Among the lines below, count those with "ногтей". Give the total alone.

Extracted material>
※

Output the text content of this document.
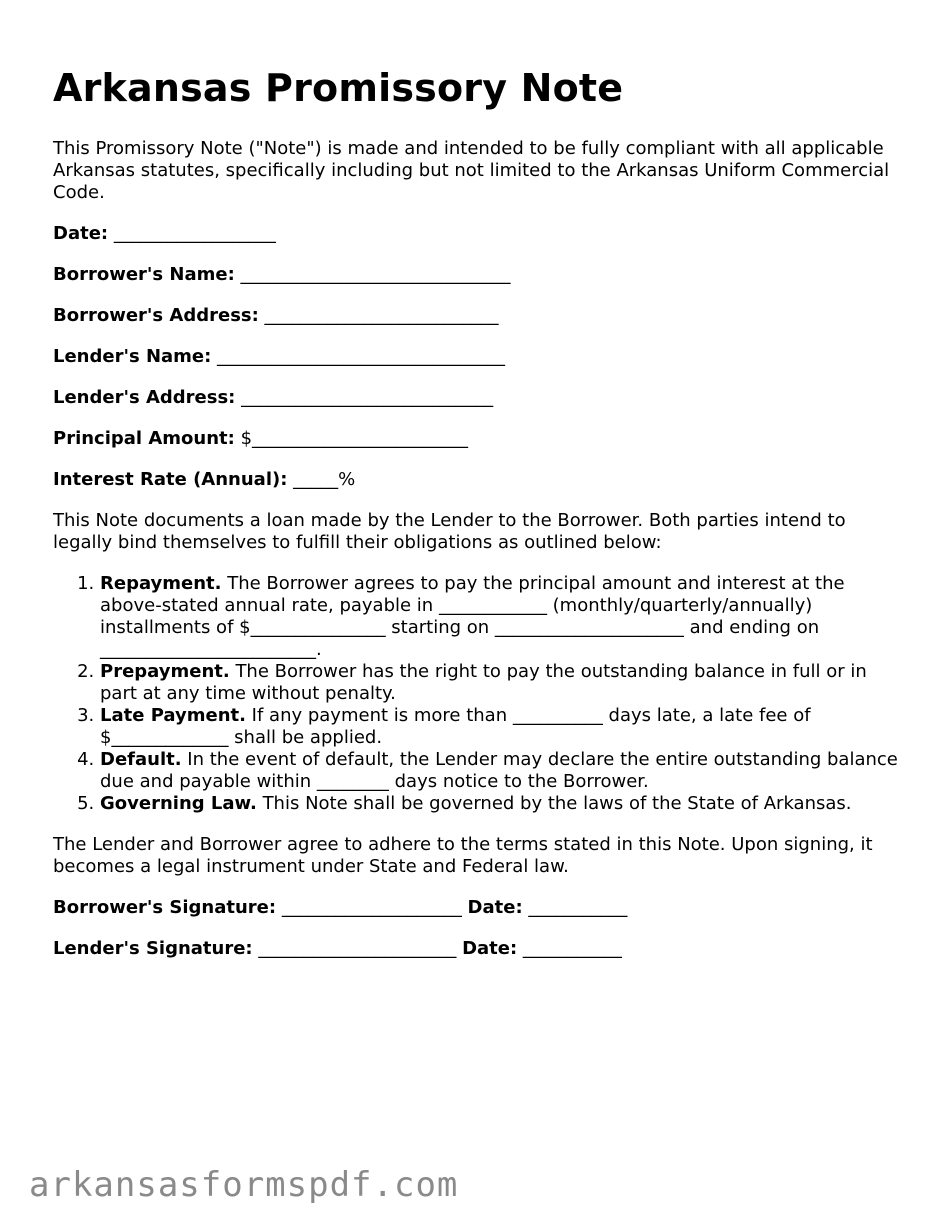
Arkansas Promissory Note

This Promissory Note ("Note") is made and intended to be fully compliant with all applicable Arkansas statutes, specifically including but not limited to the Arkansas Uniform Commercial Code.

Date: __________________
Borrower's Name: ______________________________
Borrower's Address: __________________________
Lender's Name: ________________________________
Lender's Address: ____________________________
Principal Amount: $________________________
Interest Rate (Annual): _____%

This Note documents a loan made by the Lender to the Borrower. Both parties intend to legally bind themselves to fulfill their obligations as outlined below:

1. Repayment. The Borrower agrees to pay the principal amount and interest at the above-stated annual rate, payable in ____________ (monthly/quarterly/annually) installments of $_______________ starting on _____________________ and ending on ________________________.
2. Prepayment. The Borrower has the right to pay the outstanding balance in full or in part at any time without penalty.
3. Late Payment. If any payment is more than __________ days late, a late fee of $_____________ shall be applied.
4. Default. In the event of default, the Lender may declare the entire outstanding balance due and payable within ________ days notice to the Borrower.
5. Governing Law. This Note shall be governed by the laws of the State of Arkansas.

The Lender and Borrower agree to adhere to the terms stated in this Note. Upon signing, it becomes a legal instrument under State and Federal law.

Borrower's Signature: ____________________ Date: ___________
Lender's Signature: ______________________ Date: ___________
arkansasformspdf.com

※

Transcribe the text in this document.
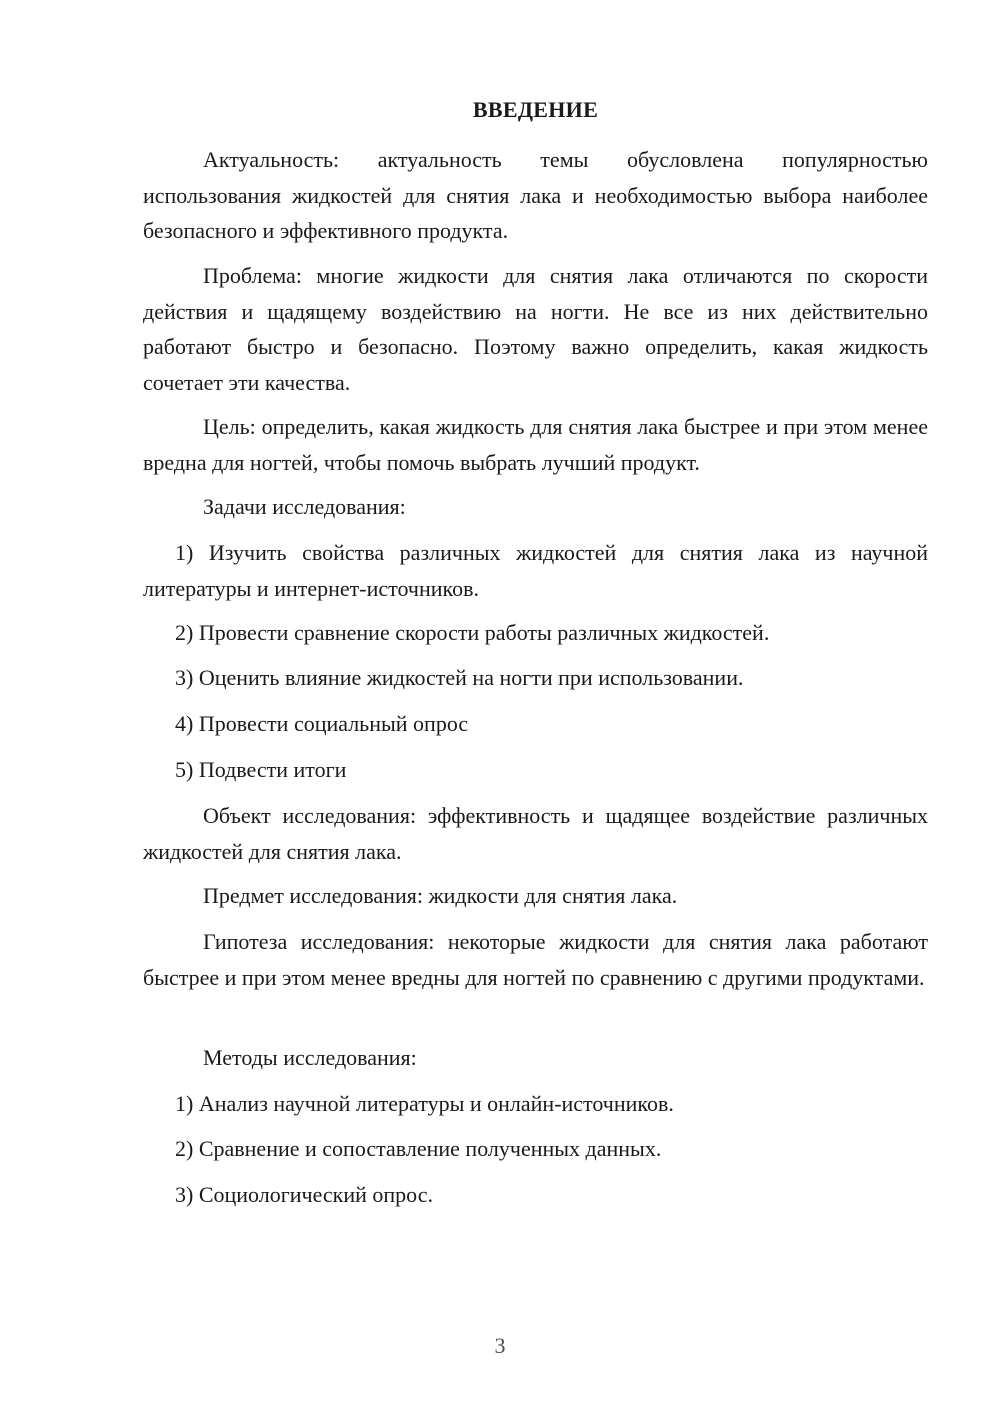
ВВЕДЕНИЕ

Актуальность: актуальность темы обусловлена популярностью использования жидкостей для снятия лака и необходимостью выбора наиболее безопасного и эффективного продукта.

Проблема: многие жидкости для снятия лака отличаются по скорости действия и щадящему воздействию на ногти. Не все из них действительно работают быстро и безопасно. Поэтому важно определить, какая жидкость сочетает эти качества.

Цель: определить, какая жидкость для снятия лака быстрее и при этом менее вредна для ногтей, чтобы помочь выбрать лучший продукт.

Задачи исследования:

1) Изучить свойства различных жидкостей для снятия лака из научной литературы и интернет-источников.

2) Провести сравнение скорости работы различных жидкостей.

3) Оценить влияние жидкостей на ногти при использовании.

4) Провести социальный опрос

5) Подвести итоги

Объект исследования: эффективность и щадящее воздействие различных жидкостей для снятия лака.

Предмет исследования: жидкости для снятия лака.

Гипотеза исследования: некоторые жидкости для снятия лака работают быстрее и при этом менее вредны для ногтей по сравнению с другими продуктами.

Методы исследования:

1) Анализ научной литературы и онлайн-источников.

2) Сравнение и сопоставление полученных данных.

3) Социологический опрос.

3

※

The completed task>
2